**What to work on:**
**a.** In the post about duplicate entries in a lookup table, why must rows with the same ACCT and AUID but a different ADDR be kept? Answer in one to three sentences.
**b.** According to the lookup table post, what setting does the writer use in the outputlookup command to add new entries?
**c.** Extend the post about removing duplicates from a lookup table, starting after its last line.

**Source document:**
____________
I have a lookup table and I want to remove duplicates from the table itself. Not just when the table is being used.
There are 3 fields: ACCT, AUID, ADDR.
It is quite possible that a user may login from another PC, so I need to keep entries where the ACCT and AUID are the same but the ADDR is different. I using append=true in my outputlookup command to add new entries. Issue is, all entries are being added to the lookup, including those containing duplicate values of those 3 fields.
Here is my SPL (which is running in a dashboard).

index="linuxevents" AND host=rub.us AND source="/var/log/audit/audit.log" 
    AND acct="$userId_tok$"
____________
**Data shown:**
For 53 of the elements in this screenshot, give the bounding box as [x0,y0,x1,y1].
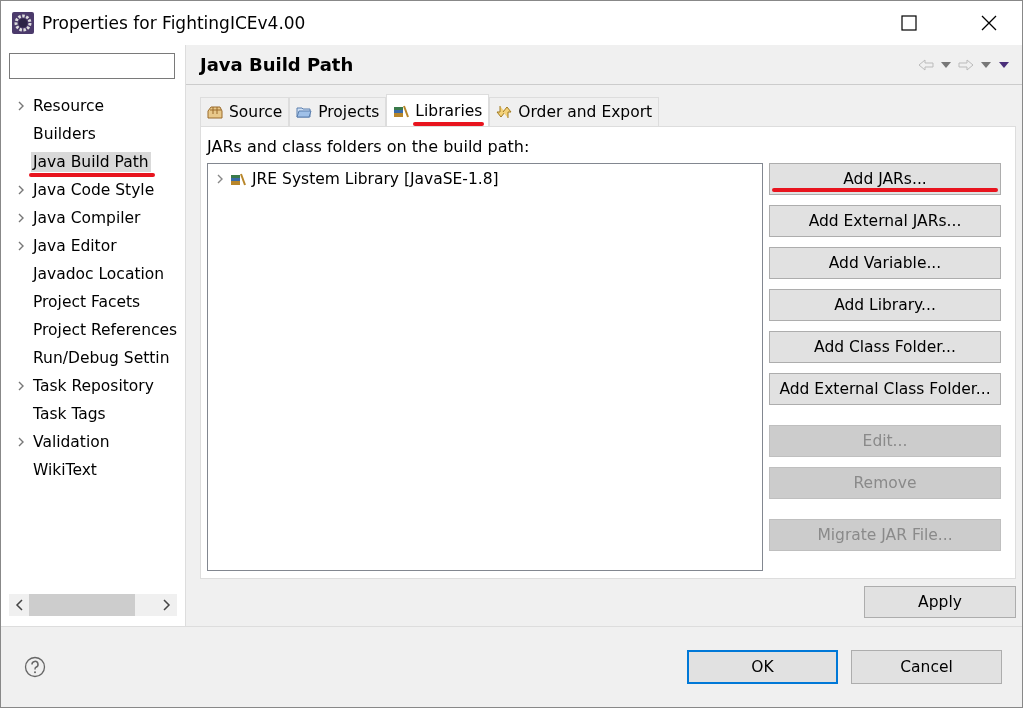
____________
**Results for the exercise:**
**a.** A user may log in from another PC. Those rows record real separate logins rather than duplicates.

**b.** append=true

**c.**
| stats count by acct, auid, addr 
| fields acct, auid, addr 
| head limit=0 
| table acct, auid, addr --> 
| rename acct AS ACCT, auid AS AUID, addr AS ADDR 
| table ACCT, AUID, ADDR 
| outputlookup myAAAlookup.csv append=true

I am aware that I can run this to remove duplicates at search time.

| inputlookup myAAAlookup.csv 
| dedup ACCT,AUID,ADDR
| outputlookup myAAAlookup.csv append=true

However, I want to remove all duplicate entries from the lookup table itself. The table should contain only 5 rows at this time of testing. Instead, there are over 300 duplicate rows, and growing each time the dashboard is run.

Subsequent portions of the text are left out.